— start of DATASET ENTRIES —
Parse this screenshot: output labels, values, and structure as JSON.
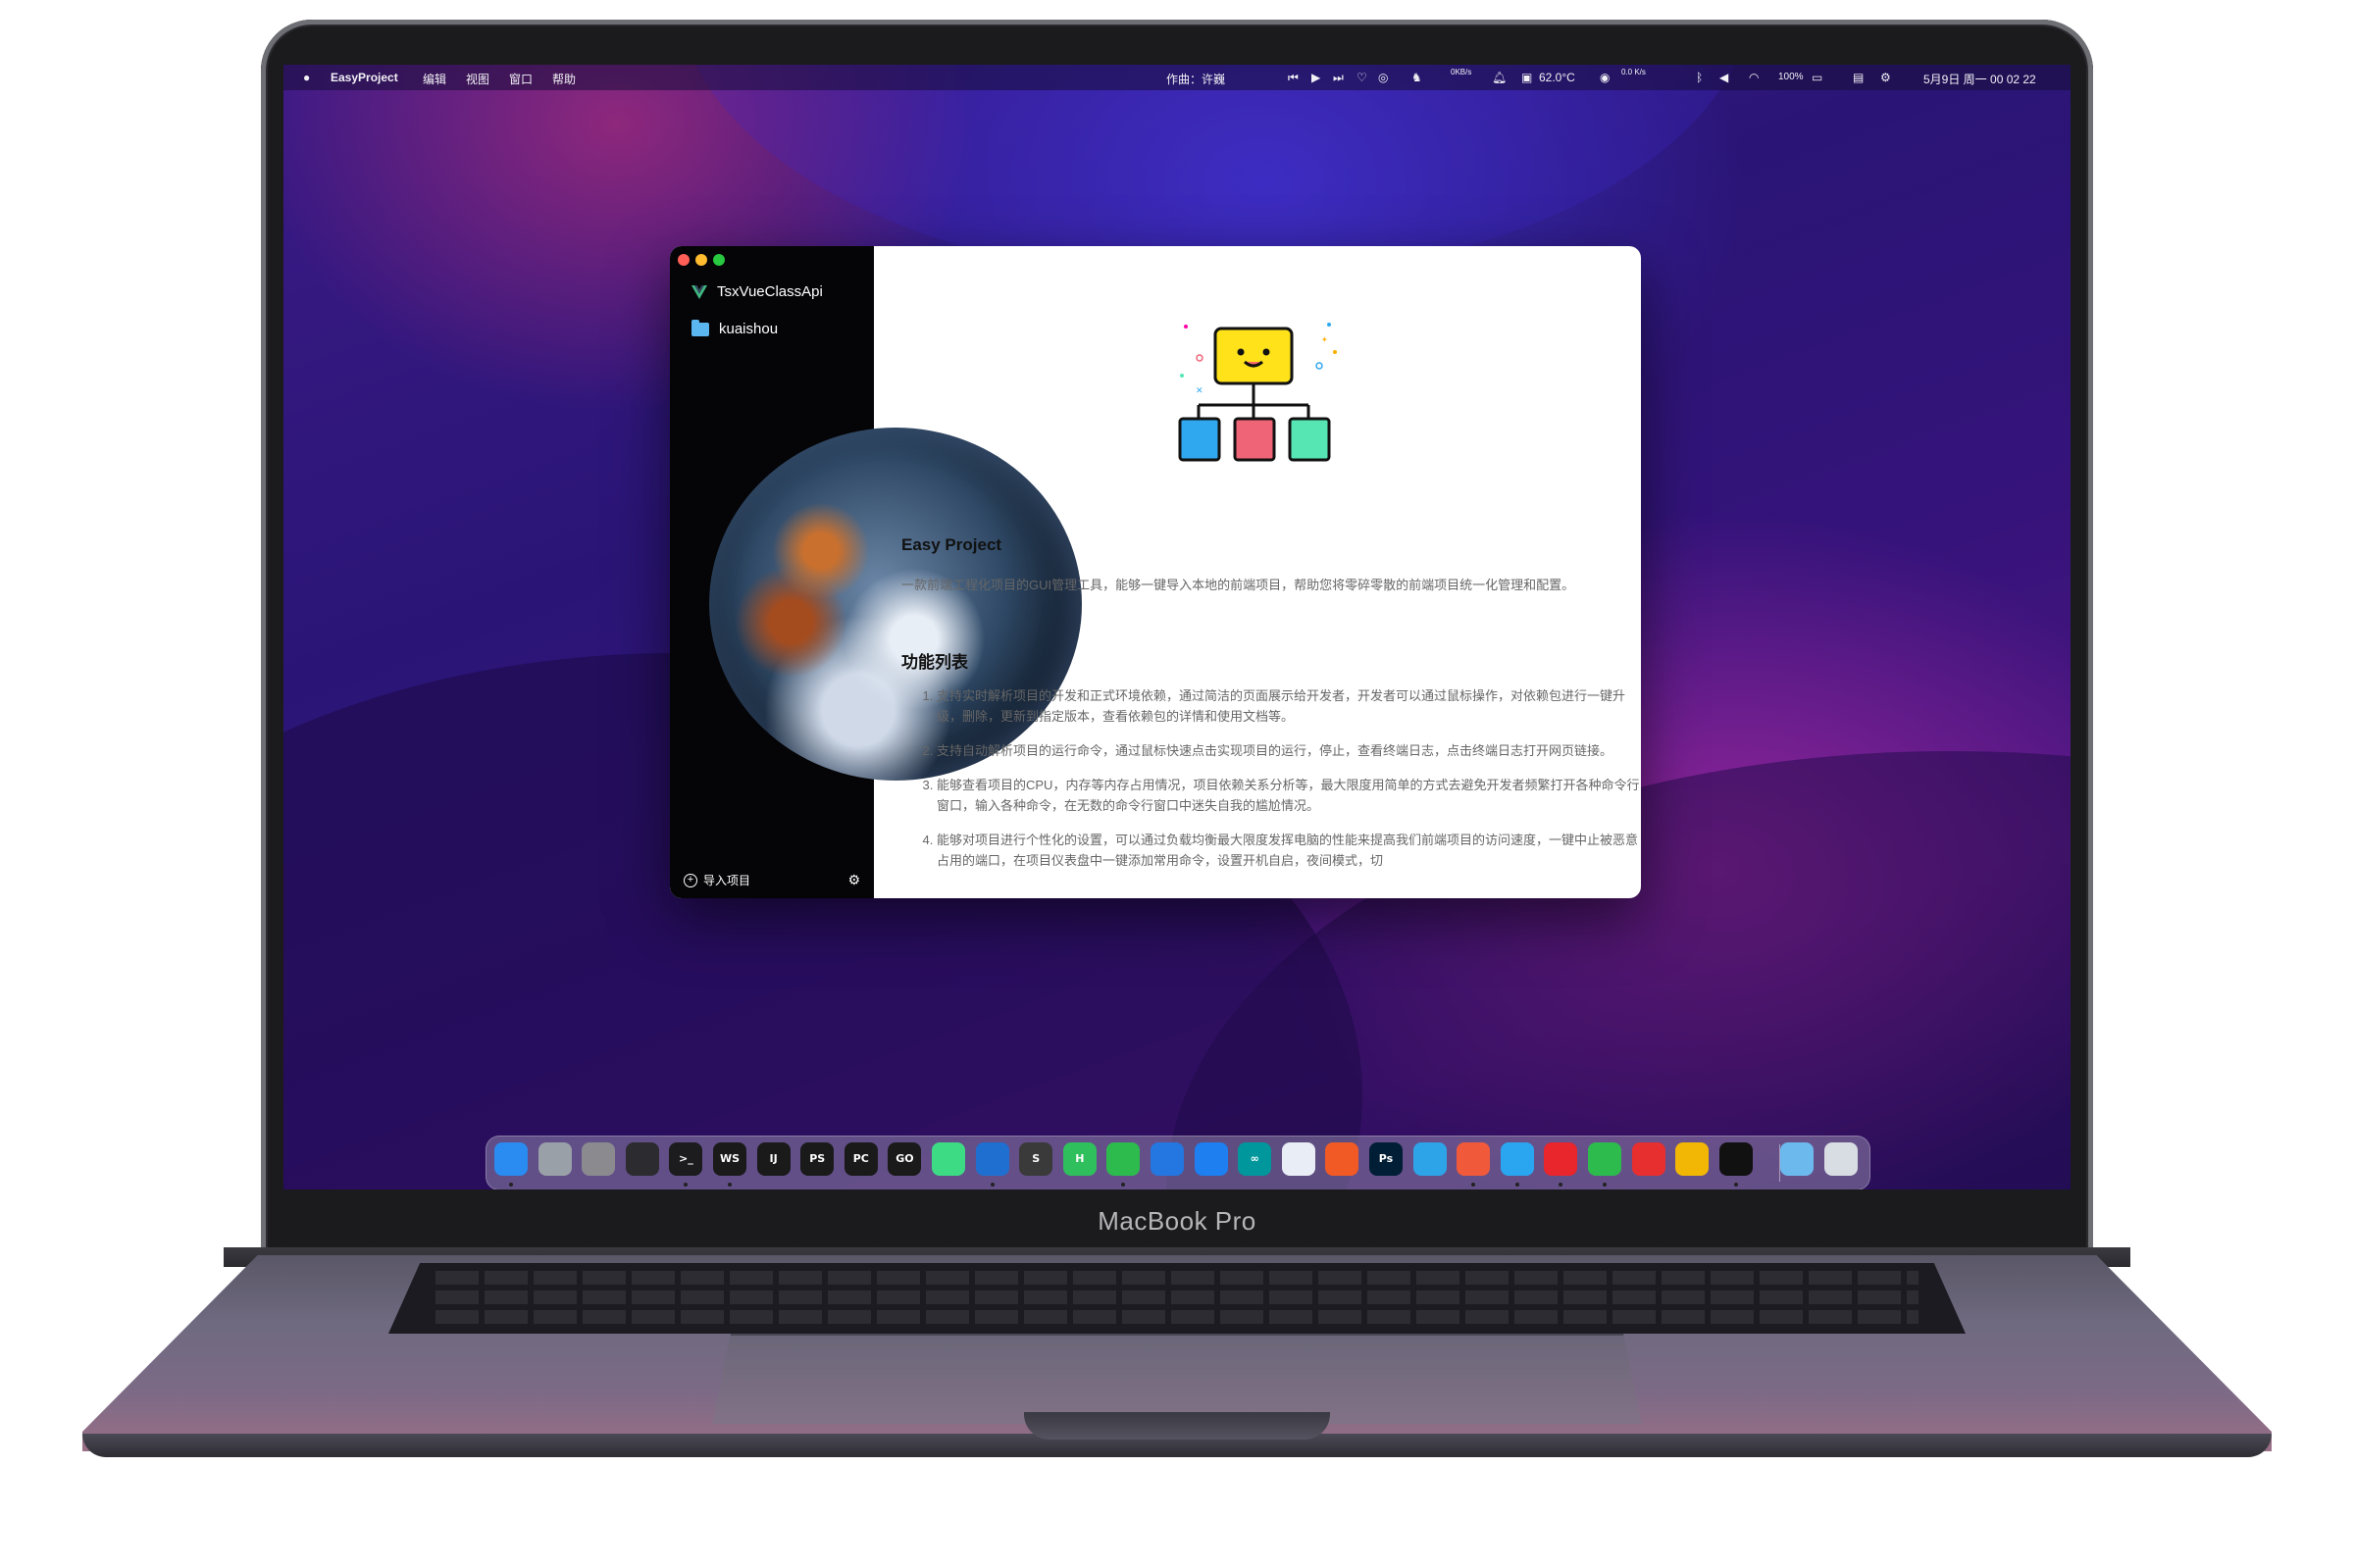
{
  "menubar": {
    "app_name": "EasyProject",
    "menus": [
      "编辑",
      "视图",
      "窗口",
      "帮助"
    ],
    "now_playing": "作曲：许巍",
    "net_speed": "0KB/s",
    "temperature": "62.0°C",
    "speed_up": "0.0 K/s",
    "battery": "100%",
    "datetime": "5月9日 周一  00 02 22"
  },
  "sidebar": {
    "projects": [
      {
        "label": "TsxVueClassApi",
        "icon": "vue-icon"
      },
      {
        "label": "kuaishou",
        "icon": "folder-icon"
      }
    ],
    "import_label": "导入项目"
  },
  "content": {
    "title": "Easy Project",
    "description": "一款前端工程化项目的GUI管理工具，能够一键导入本地的前端项目，帮助您将零碎零散的前端项目统一化管理和配置。",
    "features_heading": "功能列表",
    "features": [
      "支持实时解析项目的开发和正式环境依赖，通过简洁的页面展示给开发者，开发者可以通过鼠标操作，对依赖包进行一键升级，删除，更新到指定版本，查看依赖包的详情和使用文档等。",
      "支持自动解析项目的运行命令，通过鼠标快速点击实现项目的运行，停止，查看终端日志，点击终端日志打开网页链接。",
      "能够查看项目的CPU，内存等内存占用情况，项目依赖关系分析等，最大限度用简单的方式去避免开发者频繁打开各种命令行窗口，输入各种命令，在无数的命令行窗口中迷失自我的尴尬情况。",
      "能够对项目进行个性化的设置，可以通过负载均衡最大限度发挥电脑的性能来提高我们前端项目的访问速度，一键中止被恶意占用的端口，在项目仪表盘中一键添加常用命令，设置开机自启，夜间模式，切"
    ]
  },
  "laptop": {
    "model_label": "MacBook Pro"
  },
  "dock": {
    "icons": [
      {
        "name": "finder-icon",
        "text": "",
        "color": "#2a8cf0"
      },
      {
        "name": "launchpad-icon",
        "text": "",
        "color": "#9aa0a8"
      },
      {
        "name": "system-preferences-icon",
        "text": "",
        "color": "#8a8a8f"
      },
      {
        "name": "activity-monitor-icon",
        "text": "",
        "color": "#2c2c30"
      },
      {
        "name": "terminal-icon",
        "text": ">_",
        "color": "#1c1c1e"
      },
      {
        "name": "webstorm-icon",
        "text": "WS",
        "color": "#1a1a1a"
      },
      {
        "name": "intellij-icon",
        "text": "IJ",
        "color": "#1a1a1a"
      },
      {
        "name": "phpstorm-icon",
        "text": "PS",
        "color": "#1a1a1a"
      },
      {
        "name": "pycharm-icon",
        "text": "PC",
        "color": "#1a1a1a"
      },
      {
        "name": "goland-icon",
        "text": "GO",
        "color": "#1a1a1a"
      },
      {
        "name": "android-studio-icon",
        "text": "",
        "color": "#3ddc84"
      },
      {
        "name": "vscode-icon",
        "text": "",
        "color": "#1f6fd0"
      },
      {
        "name": "sublime-text-icon",
        "text": "S",
        "color": "#3a3a3a"
      },
      {
        "name": "hbuilder-icon",
        "text": "H",
        "color": "#2fbf5d"
      },
      {
        "name": "wechat-devtools-icon",
        "text": "",
        "color": "#2dbb4e"
      },
      {
        "name": "xcode-icon",
        "text": "",
        "color": "#2476e0"
      },
      {
        "name": "instruments-icon",
        "text": "",
        "color": "#1d7ff0"
      },
      {
        "name": "arduino-icon",
        "text": "∞",
        "color": "#00979c"
      },
      {
        "name": "sourcetree-icon",
        "text": "",
        "color": "#e9eef6"
      },
      {
        "name": "pencil-app-icon",
        "text": "",
        "color": "#f15a24"
      },
      {
        "name": "photoshop-icon",
        "text": "Ps",
        "color": "#001e36"
      },
      {
        "name": "database-icon",
        "text": "",
        "color": "#2ea4e8"
      },
      {
        "name": "calendar-app-icon",
        "text": "",
        "color": "#f05a3a"
      },
      {
        "name": "qq-icon",
        "text": "",
        "color": "#2aa6f0"
      },
      {
        "name": "netease-music-icon",
        "text": "",
        "color": "#e8262c"
      },
      {
        "name": "wechat-icon",
        "text": "",
        "color": "#2dbb4e"
      },
      {
        "name": "qq-alt-icon",
        "text": "",
        "color": "#e82f2f"
      },
      {
        "name": "chrome-icon",
        "text": "",
        "color": "#f2b705"
      },
      {
        "name": "easyproject-icon",
        "text": "",
        "color": "#111"
      },
      {
        "name": "folder-icon",
        "text": "",
        "color": "#6cb9ee"
      },
      {
        "name": "trash-icon",
        "text": "",
        "color": "#d8dde4"
      }
    ]
  }
}
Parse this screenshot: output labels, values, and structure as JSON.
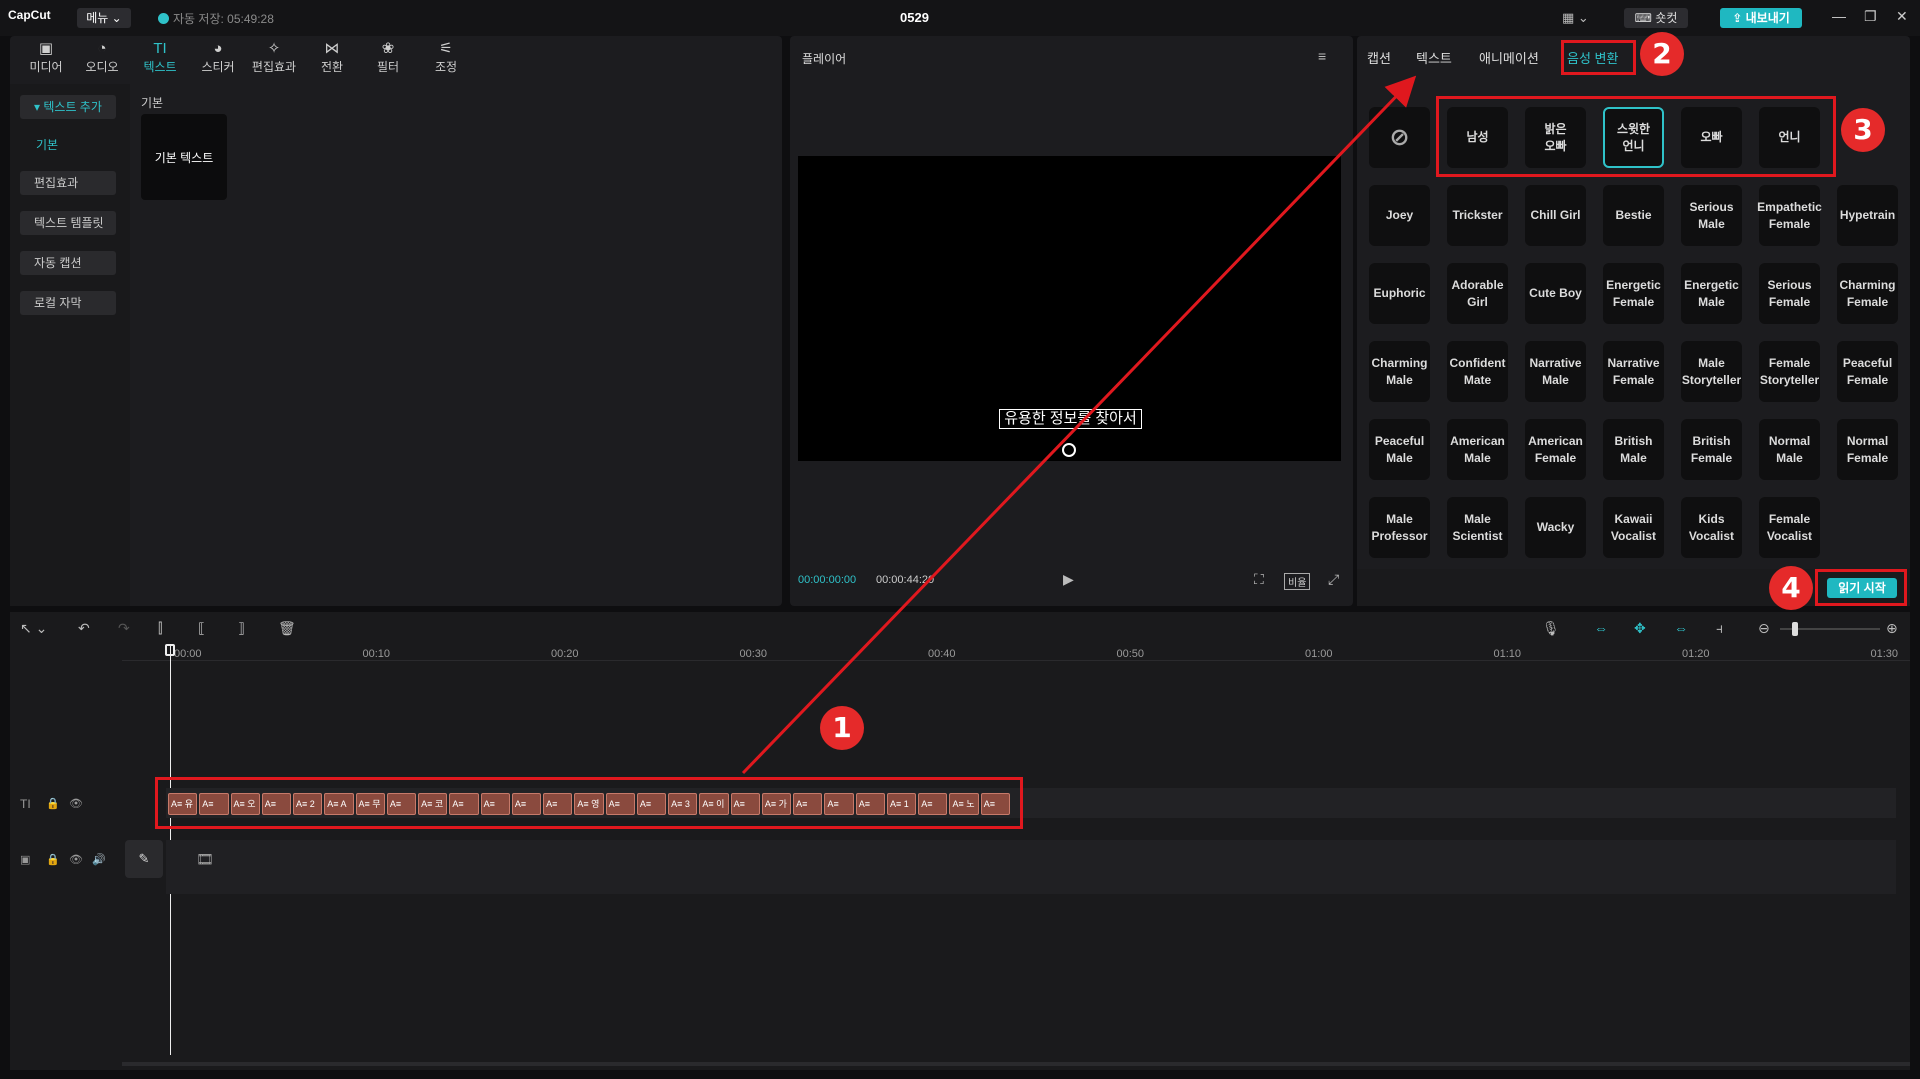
— end of DATASET ENTRIES —
- WORK TO COMPLETE -
Using the data above, print every line exactly, omitting pictures.

- ANSWER FOR THE TASK -
Parse this screenshot: output labels, values, and structure as JSON.
{
  "menubar": {
    "app_name": "EasyProject",
    "menus": [
      "编辑",
      "视图",
      "窗口",
      "帮助"
    ],
    "now_playing": "作曲：许巍",
    "net_speed": "0KB/s",
    "temperature": "62.0°C",
    "speed_up": "0.0 K/s",
    "battery": "100%",
    "datetime": "5月9日 周一  00 02 22"
  },
  "sidebar": {
    "projects": [
      {
        "label": "TsxVueClassApi",
        "icon": "vue-icon"
      },
      {
        "label": "kuaishou",
        "icon": "folder-icon"
      }
    ],
    "import_label": "导入项目"
  },
  "content": {
    "title": "Easy Project",
    "description": "一款前端工程化项目的GUI管理工具，能够一键导入本地的前端项目，帮助您将零碎零散的前端项目统一化管理和配置。",
    "features_heading": "功能列表",
    "features": [
      "支持实时解析项目的开发和正式环境依赖，通过简洁的页面展示给开发者，开发者可以通过鼠标操作，对依赖包进行一键升级，删除，更新到指定版本，查看依赖包的详情和使用文档等。",
      "支持自动解析项目的运行命令，通过鼠标快速点击实现项目的运行，停止，查看终端日志，点击终端日志打开网页链接。",
      "能够查看项目的CPU，内存等内存占用情况，项目依赖关系分析等，最大限度用简单的方式去避免开发者频繁打开各种命令行窗口，输入各种命令，在无数的命令行窗口中迷失自我的尴尬情况。",
      "能够对项目进行个性化的设置，可以通过负载均衡最大限度发挥电脑的性能来提高我们前端项目的访问速度，一键中止被恶意占用的端口，在项目仪表盘中一键添加常用命令，设置开机自启，夜间模式，切"
    ]
  },
  "laptop": {
    "model_label": "MacBook Pro"
  },
  "dock": {
    "icons": [
      {
        "name": "finder-icon",
        "text": "",
        "color": "#2a8cf0"
      },
      {
        "name": "launchpad-icon",
        "text": "",
        "color": "#9aa0a8"
      },
      {
        "name": "system-preferences-icon",
        "text": "",
        "color": "#8a8a8f"
      },
      {
        "name": "activity-monitor-icon",
        "text": "",
        "color": "#2c2c30"
      },
      {
        "name": "terminal-icon",
        "text": ">_",
        "color": "#1c1c1e"
      },
      {
        "name": "webstorm-icon",
        "text": "WS",
        "color": "#1a1a1a"
      },
      {
        "name": "intellij-icon",
        "text": "IJ",
        "color": "#1a1a1a"
      },
      {
        "name": "phpstorm-icon",
        "text": "PS",
        "color": "#1a1a1a"
      },
      {
        "name": "pycharm-icon",
        "text": "PC",
        "color": "#1a1a1a"
      },
      {
        "name": "goland-icon",
        "text": "GO",
        "color": "#1a1a1a"
      },
      {
        "name": "android-studio-icon",
        "text": "",
        "color": "#3ddc84"
      },
      {
        "name": "vscode-icon",
        "text": "",
        "color": "#1f6fd0"
      },
      {
        "name": "sublime-text-icon",
        "text": "S",
        "color": "#3a3a3a"
      },
      {
        "name": "hbuilder-icon",
        "text": "H",
        "color": "#2fbf5d"
      },
      {
        "name": "wechat-devtools-icon",
        "text": "",
        "color": "#2dbb4e"
      },
      {
        "name": "xcode-icon",
        "text": "",
        "color": "#2476e0"
      },
      {
        "name": "instruments-icon",
        "text": "",
        "color": "#1d7ff0"
      },
      {
        "name": "arduino-icon",
        "text": "∞",
        "color": "#00979c"
      },
      {
        "name": "sourcetree-icon",
        "text": "",
        "color": "#e9eef6"
      },
      {
        "name": "pencil-app-icon",
        "text": "",
        "color": "#f15a24"
      },
      {
        "name": "photoshop-icon",
        "text": "Ps",
        "color": "#001e36"
      },
      {
        "name": "database-icon",
        "text": "",
        "color": "#2ea4e8"
      },
      {
        "name": "calendar-app-icon",
        "text": "",
        "color": "#f05a3a"
      },
      {
        "name": "qq-icon",
        "text": "",
        "color": "#2aa6f0"
      },
      {
        "name": "netease-music-icon",
        "text": "",
        "color": "#e8262c"
      },
      {
        "name": "wechat-icon",
        "text": "",
        "color": "#2dbb4e"
      },
      {
        "name": "qq-alt-icon",
        "text": "",
        "color": "#e82f2f"
      },
      {
        "name": "chrome-icon",
        "text": "",
        "color": "#f2b705"
      },
      {
        "name": "easyproject-icon",
        "text": "",
        "color": "#111"
      },
      {
        "name": "folder-icon",
        "text": "",
        "color": "#6cb9ee"
      },
      {
        "name": "trash-icon",
        "text": "",
        "color": "#d8dde4"
      }
    ]
  }
}
Parse this screenshot: output labels, values, and structure as JSON.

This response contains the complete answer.